Tell how many lines in the data below hold the string "категории"; give nothing but the number.

• [Data listing]:
_ _ _ _

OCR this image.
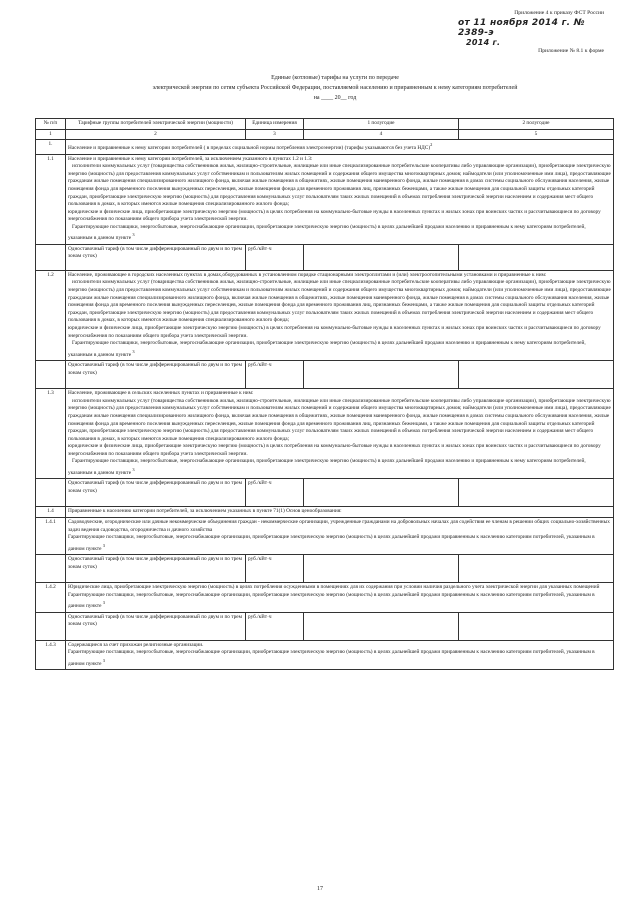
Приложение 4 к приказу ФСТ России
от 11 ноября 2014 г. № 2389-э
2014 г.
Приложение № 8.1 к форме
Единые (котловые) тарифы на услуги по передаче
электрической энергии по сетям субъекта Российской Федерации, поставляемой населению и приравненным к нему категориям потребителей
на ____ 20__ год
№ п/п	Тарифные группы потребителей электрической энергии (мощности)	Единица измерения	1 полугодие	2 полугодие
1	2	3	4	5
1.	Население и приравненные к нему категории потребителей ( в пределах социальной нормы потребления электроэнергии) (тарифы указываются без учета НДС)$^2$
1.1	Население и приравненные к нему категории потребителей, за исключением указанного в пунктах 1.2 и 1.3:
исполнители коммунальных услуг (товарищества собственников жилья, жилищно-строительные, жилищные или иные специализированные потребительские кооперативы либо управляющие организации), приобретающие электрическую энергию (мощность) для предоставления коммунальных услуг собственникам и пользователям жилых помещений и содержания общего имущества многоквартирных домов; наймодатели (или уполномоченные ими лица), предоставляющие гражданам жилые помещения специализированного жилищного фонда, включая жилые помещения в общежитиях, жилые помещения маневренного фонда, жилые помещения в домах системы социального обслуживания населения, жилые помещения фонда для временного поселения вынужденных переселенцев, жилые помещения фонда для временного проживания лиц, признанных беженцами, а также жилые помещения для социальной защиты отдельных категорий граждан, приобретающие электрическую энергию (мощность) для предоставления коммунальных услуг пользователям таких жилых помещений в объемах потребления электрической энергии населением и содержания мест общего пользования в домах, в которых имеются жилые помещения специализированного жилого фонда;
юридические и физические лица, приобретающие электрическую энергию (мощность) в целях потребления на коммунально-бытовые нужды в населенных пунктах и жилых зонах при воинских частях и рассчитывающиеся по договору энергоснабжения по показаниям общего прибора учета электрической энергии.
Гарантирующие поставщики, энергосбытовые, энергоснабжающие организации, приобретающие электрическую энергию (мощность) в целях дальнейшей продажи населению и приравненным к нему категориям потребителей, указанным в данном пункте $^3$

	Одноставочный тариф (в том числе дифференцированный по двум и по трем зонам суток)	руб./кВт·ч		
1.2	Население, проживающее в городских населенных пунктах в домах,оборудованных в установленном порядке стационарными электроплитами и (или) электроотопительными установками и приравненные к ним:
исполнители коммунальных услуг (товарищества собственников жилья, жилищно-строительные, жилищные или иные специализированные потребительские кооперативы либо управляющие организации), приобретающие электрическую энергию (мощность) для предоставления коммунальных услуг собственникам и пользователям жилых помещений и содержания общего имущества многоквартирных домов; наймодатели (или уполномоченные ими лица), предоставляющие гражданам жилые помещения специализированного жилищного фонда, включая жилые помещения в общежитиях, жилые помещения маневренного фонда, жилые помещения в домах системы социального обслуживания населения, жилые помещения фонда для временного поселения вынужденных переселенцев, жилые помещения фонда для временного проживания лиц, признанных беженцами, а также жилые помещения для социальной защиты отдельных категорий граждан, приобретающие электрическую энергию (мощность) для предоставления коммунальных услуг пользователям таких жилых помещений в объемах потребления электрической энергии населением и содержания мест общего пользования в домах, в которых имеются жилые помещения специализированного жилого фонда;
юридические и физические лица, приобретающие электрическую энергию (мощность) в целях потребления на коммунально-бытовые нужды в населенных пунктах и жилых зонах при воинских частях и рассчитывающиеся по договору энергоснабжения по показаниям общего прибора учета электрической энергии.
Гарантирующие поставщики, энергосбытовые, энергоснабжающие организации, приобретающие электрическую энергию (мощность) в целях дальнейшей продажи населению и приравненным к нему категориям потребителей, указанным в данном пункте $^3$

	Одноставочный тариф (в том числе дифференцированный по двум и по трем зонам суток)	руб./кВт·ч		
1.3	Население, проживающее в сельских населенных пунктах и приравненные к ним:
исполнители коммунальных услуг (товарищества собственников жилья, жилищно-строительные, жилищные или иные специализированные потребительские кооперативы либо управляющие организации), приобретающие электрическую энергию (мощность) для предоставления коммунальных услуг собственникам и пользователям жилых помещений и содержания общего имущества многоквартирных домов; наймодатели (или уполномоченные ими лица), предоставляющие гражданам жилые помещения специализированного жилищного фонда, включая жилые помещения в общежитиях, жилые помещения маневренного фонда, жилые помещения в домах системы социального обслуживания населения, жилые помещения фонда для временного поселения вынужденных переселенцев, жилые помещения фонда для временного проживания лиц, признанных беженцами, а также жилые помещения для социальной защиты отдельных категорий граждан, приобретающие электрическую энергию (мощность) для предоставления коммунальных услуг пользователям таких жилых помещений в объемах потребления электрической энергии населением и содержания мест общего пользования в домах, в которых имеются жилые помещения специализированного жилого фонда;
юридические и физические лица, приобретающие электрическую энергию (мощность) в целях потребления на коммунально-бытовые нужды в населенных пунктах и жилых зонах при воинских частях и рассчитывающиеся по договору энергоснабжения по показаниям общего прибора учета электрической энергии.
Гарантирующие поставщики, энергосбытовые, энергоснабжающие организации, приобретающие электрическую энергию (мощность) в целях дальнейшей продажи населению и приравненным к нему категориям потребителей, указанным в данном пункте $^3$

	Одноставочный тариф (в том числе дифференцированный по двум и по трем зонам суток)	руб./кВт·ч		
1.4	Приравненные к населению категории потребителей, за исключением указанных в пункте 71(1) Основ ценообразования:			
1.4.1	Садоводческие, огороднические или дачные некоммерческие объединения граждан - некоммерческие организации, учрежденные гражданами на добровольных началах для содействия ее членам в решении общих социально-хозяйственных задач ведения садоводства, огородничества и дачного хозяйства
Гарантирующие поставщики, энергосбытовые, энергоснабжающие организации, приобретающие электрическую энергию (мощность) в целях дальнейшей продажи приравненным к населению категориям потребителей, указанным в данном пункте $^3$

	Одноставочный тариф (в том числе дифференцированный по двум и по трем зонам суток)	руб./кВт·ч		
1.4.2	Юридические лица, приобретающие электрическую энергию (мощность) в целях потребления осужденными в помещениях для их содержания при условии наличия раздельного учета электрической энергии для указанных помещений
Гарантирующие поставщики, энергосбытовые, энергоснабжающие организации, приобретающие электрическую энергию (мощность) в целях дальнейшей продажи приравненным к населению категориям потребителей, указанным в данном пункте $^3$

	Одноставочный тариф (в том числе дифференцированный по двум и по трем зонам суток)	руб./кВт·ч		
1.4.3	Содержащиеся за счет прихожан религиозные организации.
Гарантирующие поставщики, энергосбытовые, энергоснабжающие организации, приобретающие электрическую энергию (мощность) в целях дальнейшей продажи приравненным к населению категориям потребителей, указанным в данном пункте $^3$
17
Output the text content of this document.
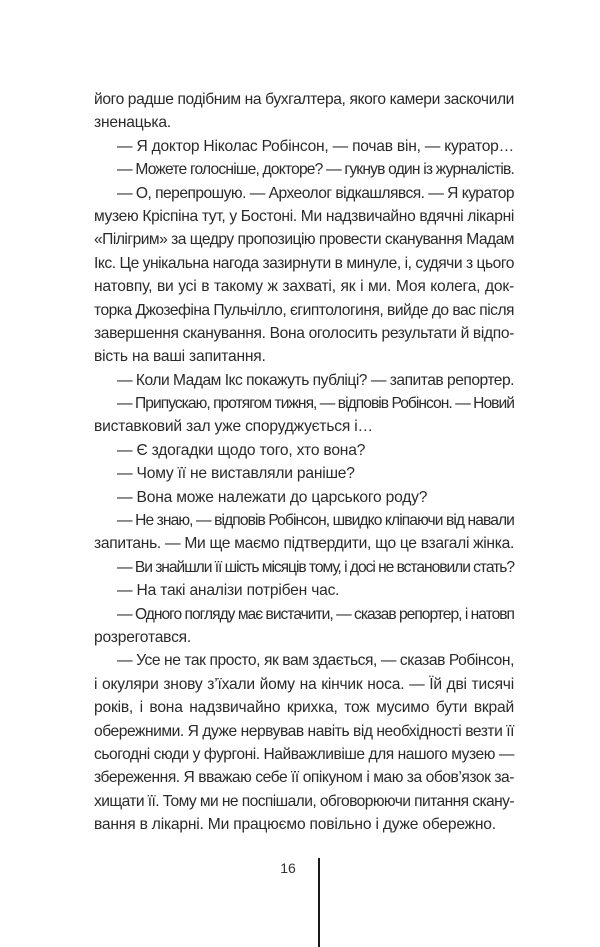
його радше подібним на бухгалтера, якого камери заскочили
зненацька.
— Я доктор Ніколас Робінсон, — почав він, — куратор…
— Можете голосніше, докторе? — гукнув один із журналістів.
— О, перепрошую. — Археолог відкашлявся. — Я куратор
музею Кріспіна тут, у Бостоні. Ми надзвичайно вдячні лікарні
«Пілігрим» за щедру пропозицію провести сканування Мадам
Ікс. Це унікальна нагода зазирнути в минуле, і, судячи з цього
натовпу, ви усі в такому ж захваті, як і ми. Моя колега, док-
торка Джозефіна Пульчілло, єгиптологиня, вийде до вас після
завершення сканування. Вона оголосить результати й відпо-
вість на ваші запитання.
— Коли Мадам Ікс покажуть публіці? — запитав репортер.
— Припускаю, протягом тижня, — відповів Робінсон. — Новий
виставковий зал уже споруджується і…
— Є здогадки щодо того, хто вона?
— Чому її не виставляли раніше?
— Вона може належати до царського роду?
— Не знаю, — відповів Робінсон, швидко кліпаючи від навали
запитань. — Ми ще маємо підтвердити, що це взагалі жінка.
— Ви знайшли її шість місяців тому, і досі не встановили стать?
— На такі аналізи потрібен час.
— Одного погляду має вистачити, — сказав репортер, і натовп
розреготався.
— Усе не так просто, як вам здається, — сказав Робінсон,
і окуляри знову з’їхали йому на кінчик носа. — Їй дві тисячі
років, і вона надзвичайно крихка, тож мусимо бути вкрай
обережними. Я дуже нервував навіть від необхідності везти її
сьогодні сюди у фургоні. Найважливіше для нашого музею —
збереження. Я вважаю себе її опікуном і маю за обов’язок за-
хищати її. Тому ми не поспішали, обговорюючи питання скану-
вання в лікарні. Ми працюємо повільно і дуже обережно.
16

_ _ _ _

• [Answer to the problem]: 3